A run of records
···
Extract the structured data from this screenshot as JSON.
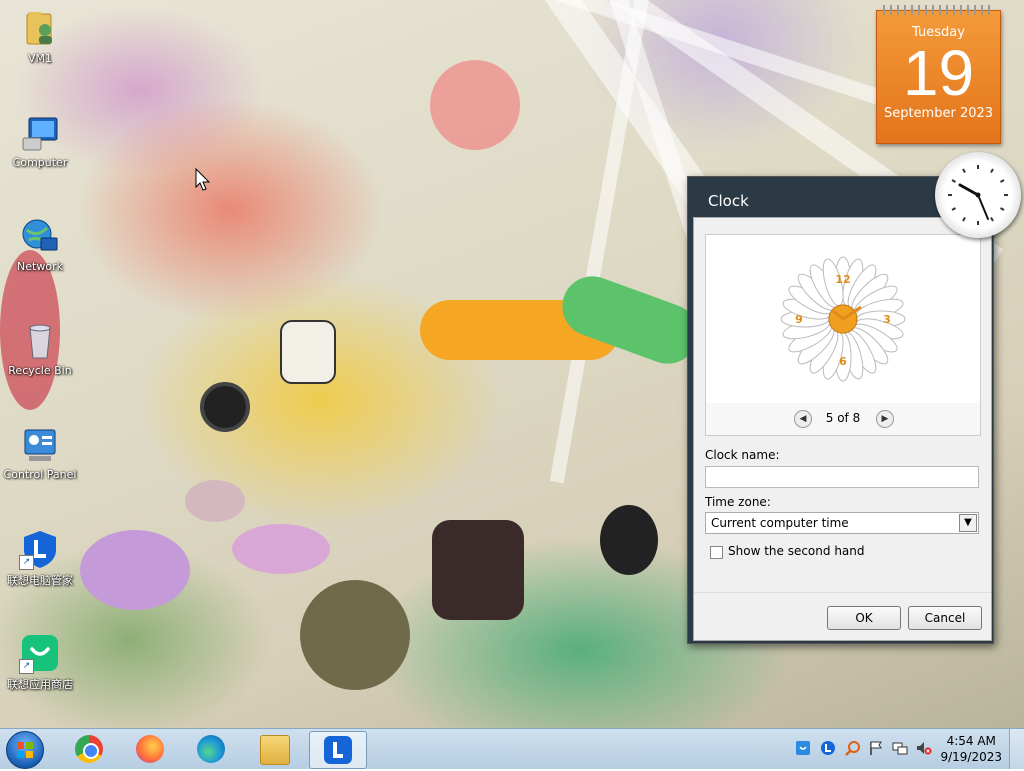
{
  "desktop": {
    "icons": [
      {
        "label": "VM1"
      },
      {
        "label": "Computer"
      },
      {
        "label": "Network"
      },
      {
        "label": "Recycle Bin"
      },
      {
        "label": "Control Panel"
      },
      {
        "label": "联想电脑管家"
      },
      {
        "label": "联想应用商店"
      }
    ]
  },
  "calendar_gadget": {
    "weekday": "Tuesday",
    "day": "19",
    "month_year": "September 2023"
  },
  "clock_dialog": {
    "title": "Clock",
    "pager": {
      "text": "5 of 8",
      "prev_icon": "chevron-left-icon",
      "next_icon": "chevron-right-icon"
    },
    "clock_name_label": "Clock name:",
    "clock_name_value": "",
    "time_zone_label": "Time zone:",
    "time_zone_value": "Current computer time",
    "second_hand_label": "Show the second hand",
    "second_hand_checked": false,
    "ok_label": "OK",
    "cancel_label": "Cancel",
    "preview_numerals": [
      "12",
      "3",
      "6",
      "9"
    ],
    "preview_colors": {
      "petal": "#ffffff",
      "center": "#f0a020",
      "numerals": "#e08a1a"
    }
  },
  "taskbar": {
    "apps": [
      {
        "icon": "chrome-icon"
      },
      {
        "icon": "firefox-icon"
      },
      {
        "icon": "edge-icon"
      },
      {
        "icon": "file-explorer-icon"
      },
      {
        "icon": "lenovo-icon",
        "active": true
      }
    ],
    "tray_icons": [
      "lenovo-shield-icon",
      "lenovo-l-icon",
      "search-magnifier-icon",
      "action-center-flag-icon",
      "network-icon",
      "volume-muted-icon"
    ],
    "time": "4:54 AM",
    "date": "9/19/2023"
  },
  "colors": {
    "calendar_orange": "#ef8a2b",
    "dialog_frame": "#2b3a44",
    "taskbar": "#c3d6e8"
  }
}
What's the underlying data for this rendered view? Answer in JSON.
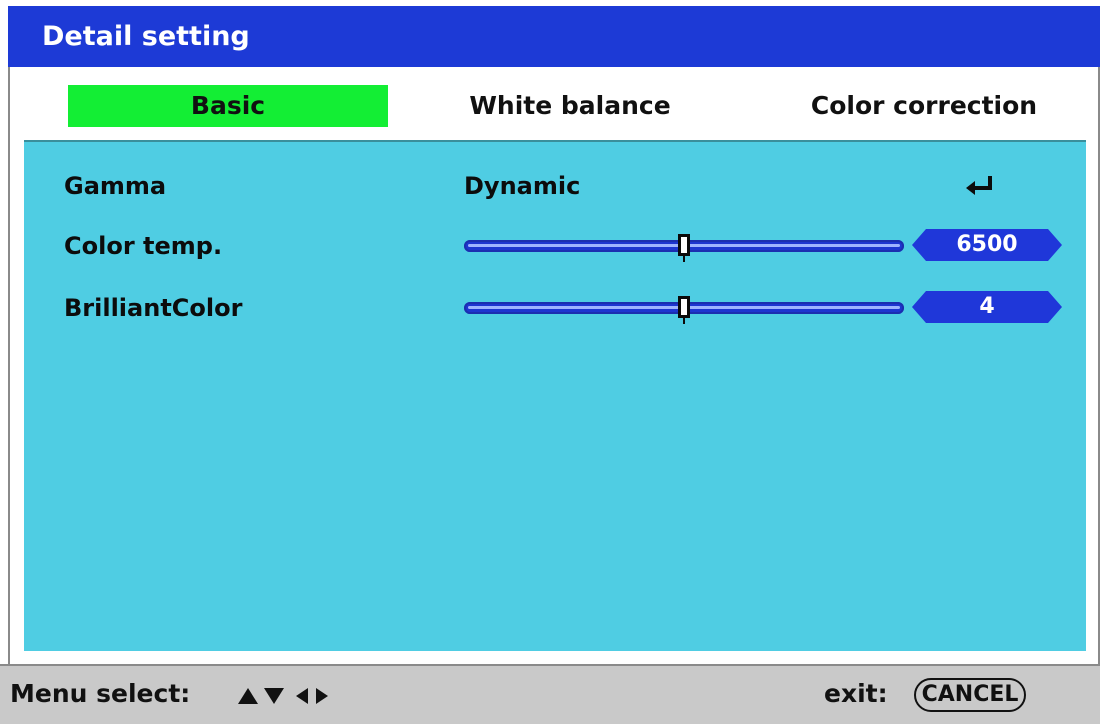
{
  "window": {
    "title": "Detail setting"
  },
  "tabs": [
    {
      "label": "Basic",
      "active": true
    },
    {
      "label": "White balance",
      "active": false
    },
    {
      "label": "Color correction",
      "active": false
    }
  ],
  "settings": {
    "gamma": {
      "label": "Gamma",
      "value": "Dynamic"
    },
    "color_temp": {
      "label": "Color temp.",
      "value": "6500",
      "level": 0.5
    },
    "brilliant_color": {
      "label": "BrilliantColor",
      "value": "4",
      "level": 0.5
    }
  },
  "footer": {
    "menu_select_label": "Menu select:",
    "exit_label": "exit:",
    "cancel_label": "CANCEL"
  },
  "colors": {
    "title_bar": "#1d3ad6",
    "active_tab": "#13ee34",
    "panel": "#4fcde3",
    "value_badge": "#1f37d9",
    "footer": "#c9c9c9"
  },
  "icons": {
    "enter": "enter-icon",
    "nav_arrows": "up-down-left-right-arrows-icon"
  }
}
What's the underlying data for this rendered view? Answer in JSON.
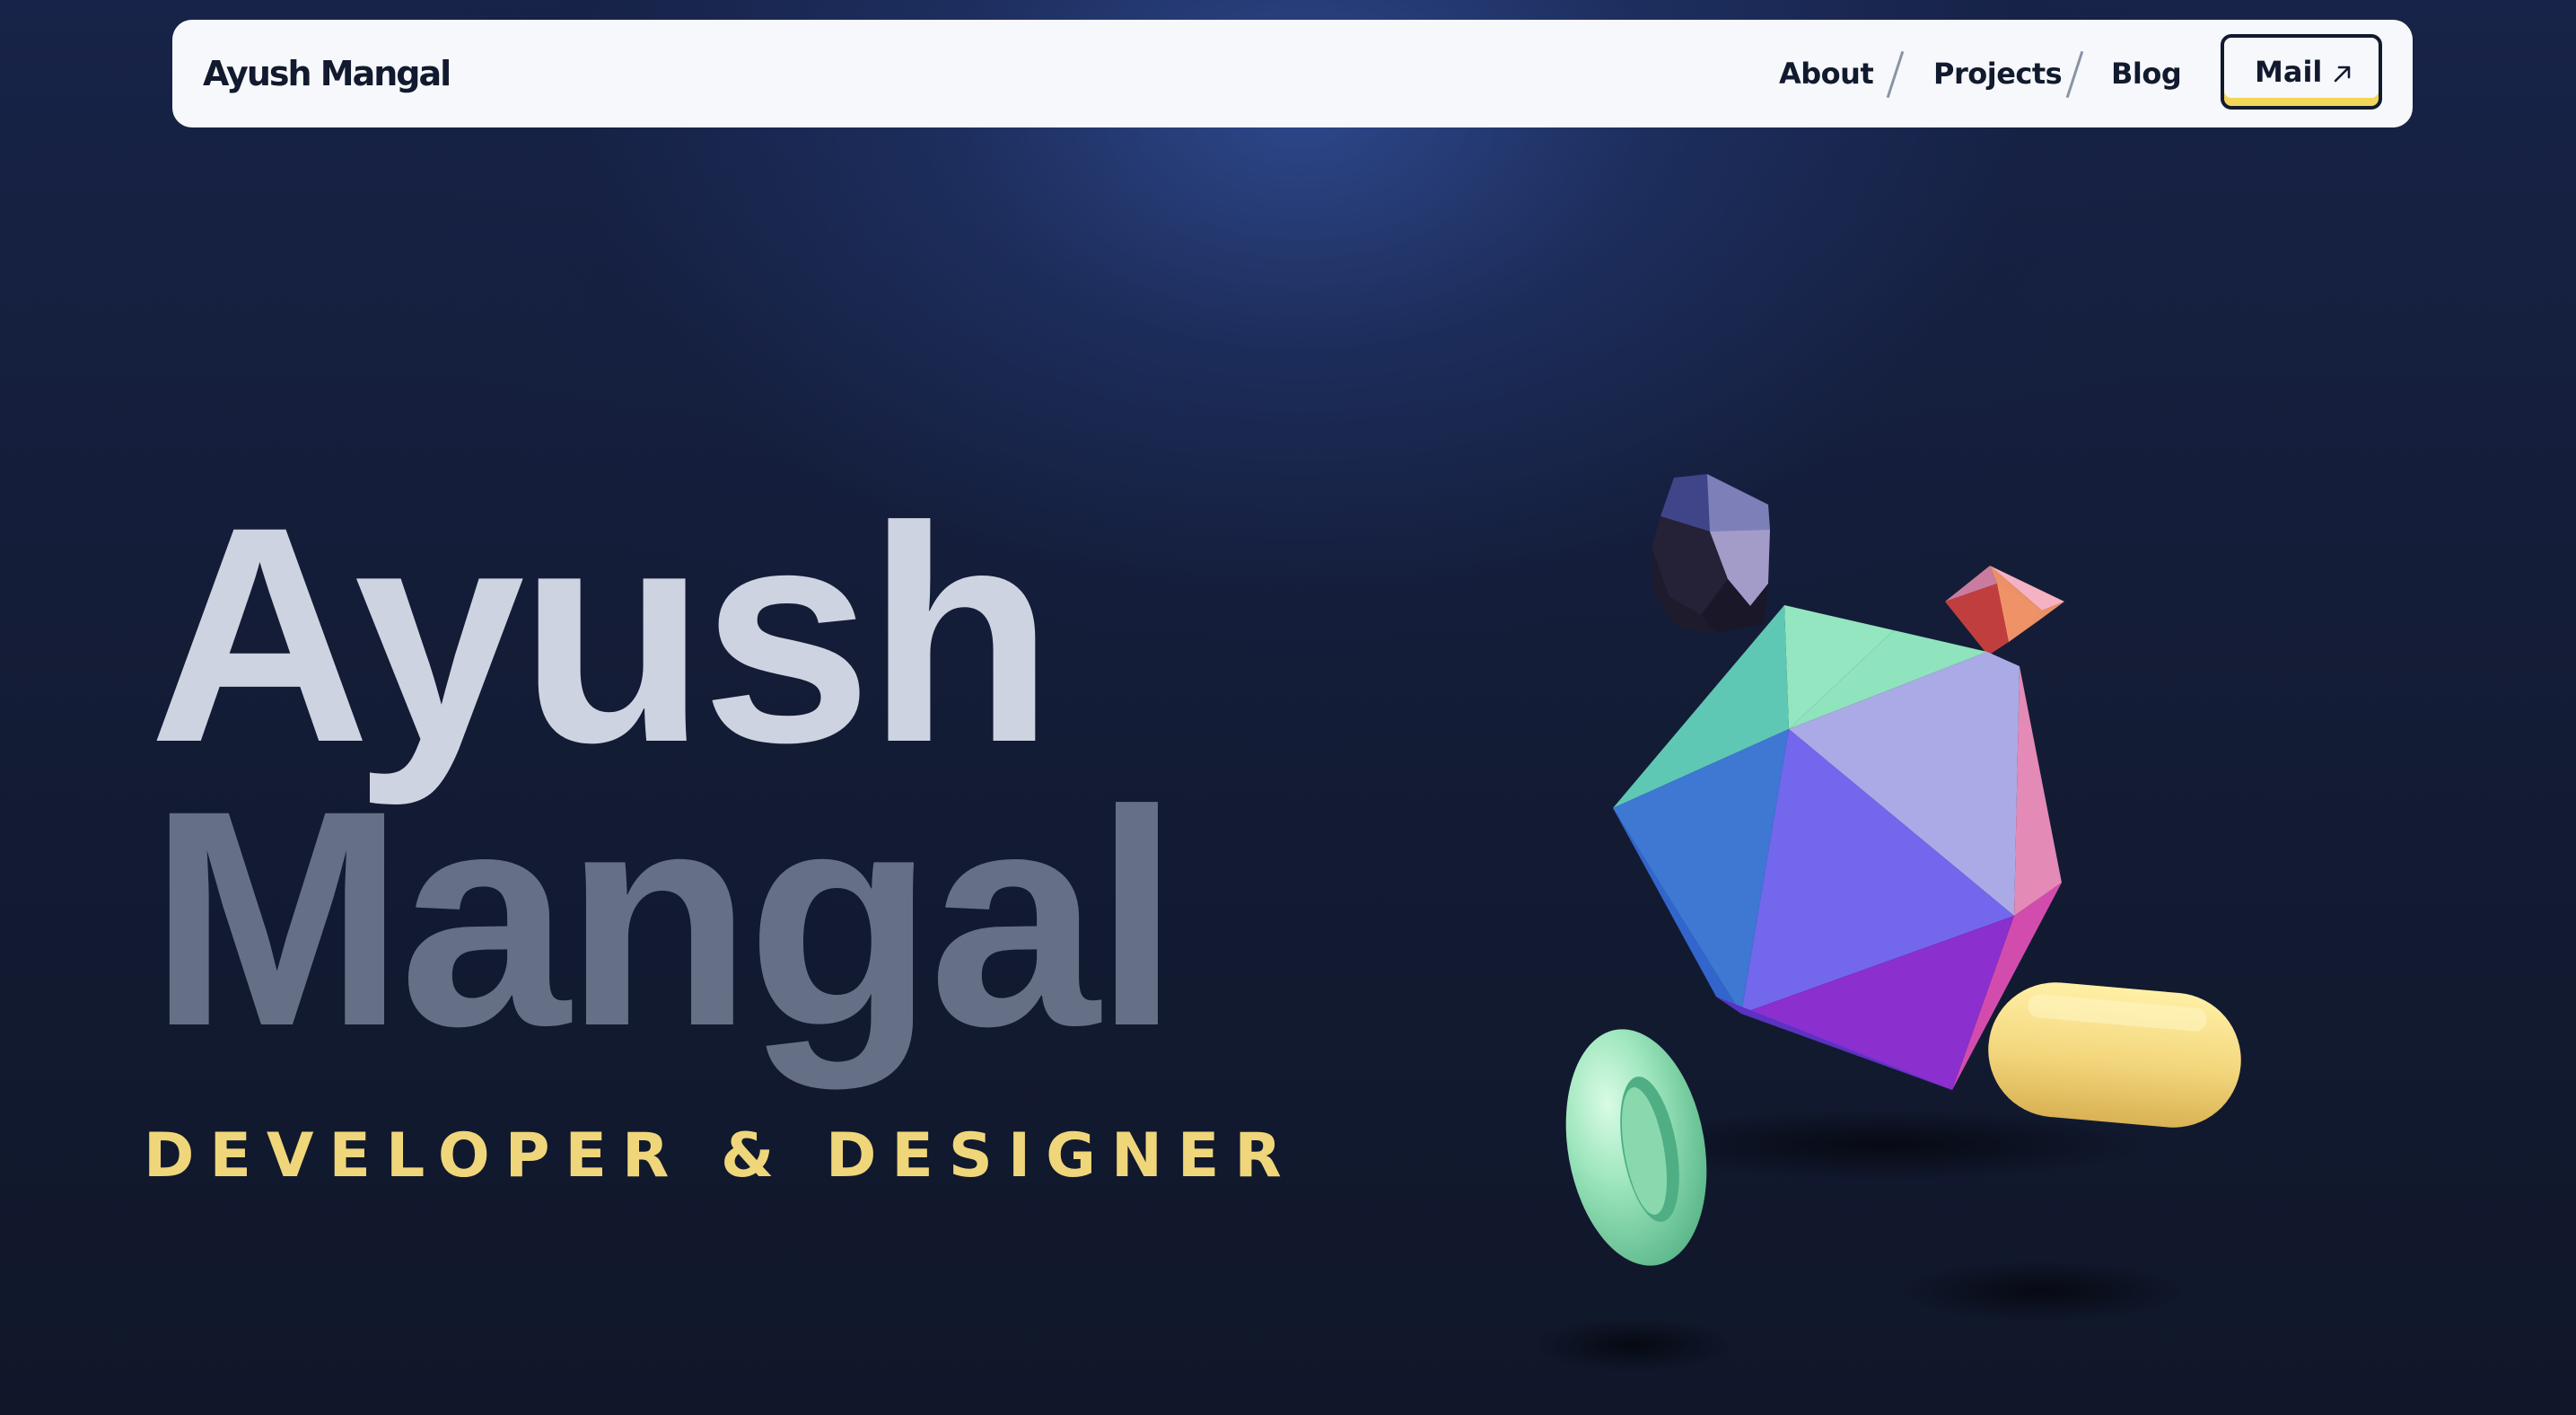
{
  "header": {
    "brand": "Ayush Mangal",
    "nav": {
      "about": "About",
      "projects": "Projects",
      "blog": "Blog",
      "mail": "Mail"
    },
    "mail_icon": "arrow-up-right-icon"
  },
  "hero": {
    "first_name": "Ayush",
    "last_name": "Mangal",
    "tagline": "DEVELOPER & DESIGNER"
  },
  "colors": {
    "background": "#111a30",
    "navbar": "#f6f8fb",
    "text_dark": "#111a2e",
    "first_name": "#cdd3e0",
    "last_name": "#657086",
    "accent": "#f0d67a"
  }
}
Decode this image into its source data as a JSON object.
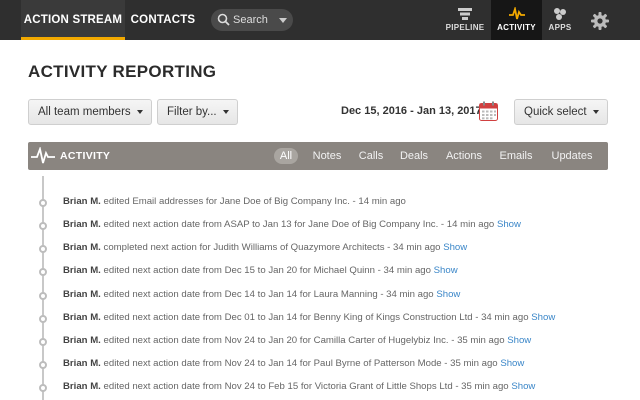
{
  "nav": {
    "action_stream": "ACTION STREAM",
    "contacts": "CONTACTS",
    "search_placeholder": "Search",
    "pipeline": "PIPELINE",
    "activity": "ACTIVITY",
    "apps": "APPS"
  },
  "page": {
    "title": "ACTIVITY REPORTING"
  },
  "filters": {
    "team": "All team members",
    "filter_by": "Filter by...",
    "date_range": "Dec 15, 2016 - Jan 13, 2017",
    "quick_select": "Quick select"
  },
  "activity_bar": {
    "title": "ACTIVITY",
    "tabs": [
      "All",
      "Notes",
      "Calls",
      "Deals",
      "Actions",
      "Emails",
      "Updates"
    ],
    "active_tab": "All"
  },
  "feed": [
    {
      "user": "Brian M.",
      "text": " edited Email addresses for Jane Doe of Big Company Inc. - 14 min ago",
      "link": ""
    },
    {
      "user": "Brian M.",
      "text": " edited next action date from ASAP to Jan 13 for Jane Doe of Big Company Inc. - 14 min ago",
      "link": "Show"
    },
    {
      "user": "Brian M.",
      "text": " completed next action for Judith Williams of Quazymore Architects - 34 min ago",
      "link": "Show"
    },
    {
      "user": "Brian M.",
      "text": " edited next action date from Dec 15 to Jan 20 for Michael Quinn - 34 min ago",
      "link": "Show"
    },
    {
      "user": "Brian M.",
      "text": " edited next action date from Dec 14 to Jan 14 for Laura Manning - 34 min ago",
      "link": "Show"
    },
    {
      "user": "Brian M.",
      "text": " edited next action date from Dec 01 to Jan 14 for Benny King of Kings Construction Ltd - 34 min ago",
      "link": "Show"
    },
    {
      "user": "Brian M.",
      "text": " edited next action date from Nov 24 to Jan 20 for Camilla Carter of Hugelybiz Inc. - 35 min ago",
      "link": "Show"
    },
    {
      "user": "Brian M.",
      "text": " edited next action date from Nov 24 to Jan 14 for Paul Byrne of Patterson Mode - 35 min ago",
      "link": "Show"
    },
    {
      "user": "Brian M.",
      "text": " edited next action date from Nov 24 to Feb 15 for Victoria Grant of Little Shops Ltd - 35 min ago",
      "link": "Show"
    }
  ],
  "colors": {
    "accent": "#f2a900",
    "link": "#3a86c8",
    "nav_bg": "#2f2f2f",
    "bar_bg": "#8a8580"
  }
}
···
** EXERCISE AIM **
Gather every line from the listing above in which the word "Mangal" appears.

** WRITTEN ANSWER **
    "brand": "Ayush Mangal",
    "last_name": "Mangal",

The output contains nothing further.